## Task instructions
Would you retype all of these records exactly?

## Dataset extract
★ ★ ★ ★
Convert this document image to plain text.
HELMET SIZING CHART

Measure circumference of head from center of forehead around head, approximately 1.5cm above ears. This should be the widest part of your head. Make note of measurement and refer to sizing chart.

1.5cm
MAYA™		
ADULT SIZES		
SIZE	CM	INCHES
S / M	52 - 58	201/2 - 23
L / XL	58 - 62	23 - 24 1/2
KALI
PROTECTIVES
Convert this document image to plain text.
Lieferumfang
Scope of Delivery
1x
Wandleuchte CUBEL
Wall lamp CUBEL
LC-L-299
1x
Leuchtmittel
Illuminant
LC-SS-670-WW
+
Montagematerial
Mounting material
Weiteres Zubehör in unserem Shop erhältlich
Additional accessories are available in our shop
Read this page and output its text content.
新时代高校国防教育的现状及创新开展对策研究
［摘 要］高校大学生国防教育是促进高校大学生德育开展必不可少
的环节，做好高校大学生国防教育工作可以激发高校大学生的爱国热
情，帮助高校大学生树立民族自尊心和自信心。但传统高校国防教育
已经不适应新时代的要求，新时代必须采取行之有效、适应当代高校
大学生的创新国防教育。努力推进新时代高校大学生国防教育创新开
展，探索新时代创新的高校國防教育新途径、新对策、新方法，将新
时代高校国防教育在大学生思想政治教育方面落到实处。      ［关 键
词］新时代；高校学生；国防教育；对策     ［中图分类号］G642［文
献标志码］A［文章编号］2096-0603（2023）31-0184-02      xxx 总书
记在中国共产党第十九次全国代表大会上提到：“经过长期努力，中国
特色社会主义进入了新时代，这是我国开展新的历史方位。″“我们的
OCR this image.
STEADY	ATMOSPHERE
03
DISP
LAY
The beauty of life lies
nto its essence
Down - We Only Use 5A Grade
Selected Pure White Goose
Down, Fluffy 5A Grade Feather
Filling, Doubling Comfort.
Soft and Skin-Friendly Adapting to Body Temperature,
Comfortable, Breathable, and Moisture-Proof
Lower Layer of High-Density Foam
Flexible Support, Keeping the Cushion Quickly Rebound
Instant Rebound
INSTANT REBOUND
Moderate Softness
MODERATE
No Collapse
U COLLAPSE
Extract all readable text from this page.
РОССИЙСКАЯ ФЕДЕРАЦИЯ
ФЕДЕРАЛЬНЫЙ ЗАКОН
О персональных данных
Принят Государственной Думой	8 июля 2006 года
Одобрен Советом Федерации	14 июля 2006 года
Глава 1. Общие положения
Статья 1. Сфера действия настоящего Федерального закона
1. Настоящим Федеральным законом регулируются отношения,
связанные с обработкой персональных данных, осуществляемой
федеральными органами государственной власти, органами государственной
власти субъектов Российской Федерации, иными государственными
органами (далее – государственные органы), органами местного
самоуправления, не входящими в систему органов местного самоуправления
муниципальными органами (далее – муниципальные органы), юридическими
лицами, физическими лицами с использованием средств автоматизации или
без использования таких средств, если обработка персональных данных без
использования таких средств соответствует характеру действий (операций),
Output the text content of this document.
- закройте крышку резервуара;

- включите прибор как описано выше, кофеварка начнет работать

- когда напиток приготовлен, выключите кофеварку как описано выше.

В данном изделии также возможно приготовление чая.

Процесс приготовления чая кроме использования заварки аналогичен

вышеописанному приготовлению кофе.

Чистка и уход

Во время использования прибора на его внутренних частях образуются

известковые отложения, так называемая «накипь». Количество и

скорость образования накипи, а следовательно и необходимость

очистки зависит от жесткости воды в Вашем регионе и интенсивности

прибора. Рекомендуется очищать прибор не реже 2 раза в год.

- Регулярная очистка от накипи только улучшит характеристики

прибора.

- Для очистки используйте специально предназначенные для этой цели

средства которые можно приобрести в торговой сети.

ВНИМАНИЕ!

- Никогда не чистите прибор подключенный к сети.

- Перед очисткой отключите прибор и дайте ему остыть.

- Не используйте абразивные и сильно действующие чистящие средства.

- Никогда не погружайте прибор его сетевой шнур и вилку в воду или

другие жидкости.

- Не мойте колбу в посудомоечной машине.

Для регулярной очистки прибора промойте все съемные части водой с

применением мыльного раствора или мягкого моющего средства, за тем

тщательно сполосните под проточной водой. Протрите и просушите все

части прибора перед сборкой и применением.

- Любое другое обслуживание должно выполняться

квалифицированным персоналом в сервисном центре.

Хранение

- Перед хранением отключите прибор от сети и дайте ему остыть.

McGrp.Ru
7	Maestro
★ ★ ★ ★
## Response for this exercise
Convert this document image to plain text.
HELMET SIZING CHART

Measure circumference of head from center of forehead around head, approximately 1.5cm above ears. This should be the widest part of your head. Make note of measurement and refer to sizing chart.

1.5cm
MAYA™		
ADULT SIZES		
SIZE	CM	INCHES
S / M	52 - 58	201/2 - 23
L / XL	58 - 62	23 - 24 1/2
KALI
PROTECTIVES
Convert this document image to plain text.
Lieferumfang
Scope of Delivery
1x
Wandleuchte CUBEL
Wall lamp CUBEL
LC-L-299
1x
Leuchtmittel
Illuminant
LC-SS-670-WW
+
Montagematerial
Mounting material
Weiteres Zubehör in unserem Shop erhältlich
Additional accessories are available in our shop
Read this page and output its text content.
新时代高校国防教育的现状及创新开展对策研究
［摘 要］高校大学生国防教育是促进高校大学生德育开展必不可少
的环节，做好高校大学生国防教育工作可以激发高校大学生的爱国热
情，帮助高校大学生树立民族自尊心和自信心。但传统高校国防教育
已经不适应新时代的要求，新时代必须采取行之有效、适应当代高校
大学生的创新国防教育。努力推进新时代高校大学生国防教育创新开
展，探索新时代创新的高校國防教育新途径、新对策、新方法，将新
时代高校国防教育在大学生思想政治教育方面落到实处。      ［关 键
词］新时代；高校学生；国防教育；对策     ［中图分类号］G642［文
献标志码］A［文章编号］2096-0603（2023）31-0184-02      xxx 总书
记在中国共产党第十九次全国代表大会上提到：“经过长期努力，中国
特色社会主义进入了新时代，这是我国开展新的历史方位。″“我们的
OCR this image.
STEADY	ATMOSPHERE
03
DISP
LAY
The beauty of life lies
nto its essence
Down - We Only Use 5A Grade
Selected Pure White Goose
Down, Fluffy 5A Grade Feather
Filling, Doubling Comfort.
Soft and Skin-Friendly Adapting to Body Temperature,
Comfortable, Breathable, and Moisture-Proof
Lower Layer of High-Density Foam
Flexible Support, Keeping the Cushion Quickly Rebound
Instant Rebound
INSTANT REBOUND
Moderate Softness
MODERATE
No Collapse
U COLLAPSE
Extract all readable text from this page.
РОССИЙСКАЯ ФЕДЕРАЦИЯ
ФЕДЕРАЛЬНЫЙ ЗАКОН
О персональных данных
Принят Государственной Думой	8 июля 2006 года
Одобрен Советом Федерации	14 июля 2006 года
Глава 1. Общие положения
Статья 1. Сфера действия настоящего Федерального закона
1. Настоящим Федеральным законом регулируются отношения,
связанные с обработкой персональных данных, осуществляемой
федеральными органами государственной власти, органами государственной
власти субъектов Российской Федерации, иными государственными
органами (далее – государственные органы), органами местного
самоуправления, не входящими в систему органов местного самоуправления
муниципальными органами (далее – муниципальные органы), юридическими
лицами, физическими лицами с использованием средств автоматизации или
без использования таких средств, если обработка персональных данных без
использования таких средств соответствует характеру действий (операций),
Output the text content of this document.
- закройте крышку резервуара;

- включите прибор как описано выше, кофеварка начнет работать

- когда напиток приготовлен, выключите кофеварку как описано выше.

В данном изделии также возможно приготовление чая.

Процесс приготовления чая кроме использования заварки аналогичен

вышеописанному приготовлению кофе.

Чистка и уход

Во время использования прибора на его внутренних частях образуются

известковые отложения, так называемая «накипь». Количество и

скорость образования накипи, а следовательно и необходимость

очистки зависит от жесткости воды в Вашем регионе и интенсивности

прибора. Рекомендуется очищать прибор не реже 2 раза в год.

- Регулярная очистка от накипи только улучшит характеристики

прибора.

- Для очистки используйте специально предназначенные для этой цели

средства которые можно приобрести в торговой сети.

ВНИМАНИЕ!

- Никогда не чистите прибор подключенный к сети.

- Перед очисткой отключите прибор и дайте ему остыть.

- Не используйте абразивные и сильно действующие чистящие средства.

- Никогда не погружайте прибор его сетевой шнур и вилку в воду или

другие жидкости.

- Не мойте колбу в посудомоечной машине.

Для регулярной очистки прибора промойте все съемные части водой с

применением мыльного раствора или мягкого моющего средства, за тем

тщательно сполосните под проточной водой. Протрите и просушите все

части прибора перед сборкой и применением.

- Любое другое обслуживание должно выполняться

квалифицированным персоналом в сервисном центре.

Хранение

- Перед хранением отключите прибор от сети и дайте ему остыть.

McGrp.Ru
7	Maestro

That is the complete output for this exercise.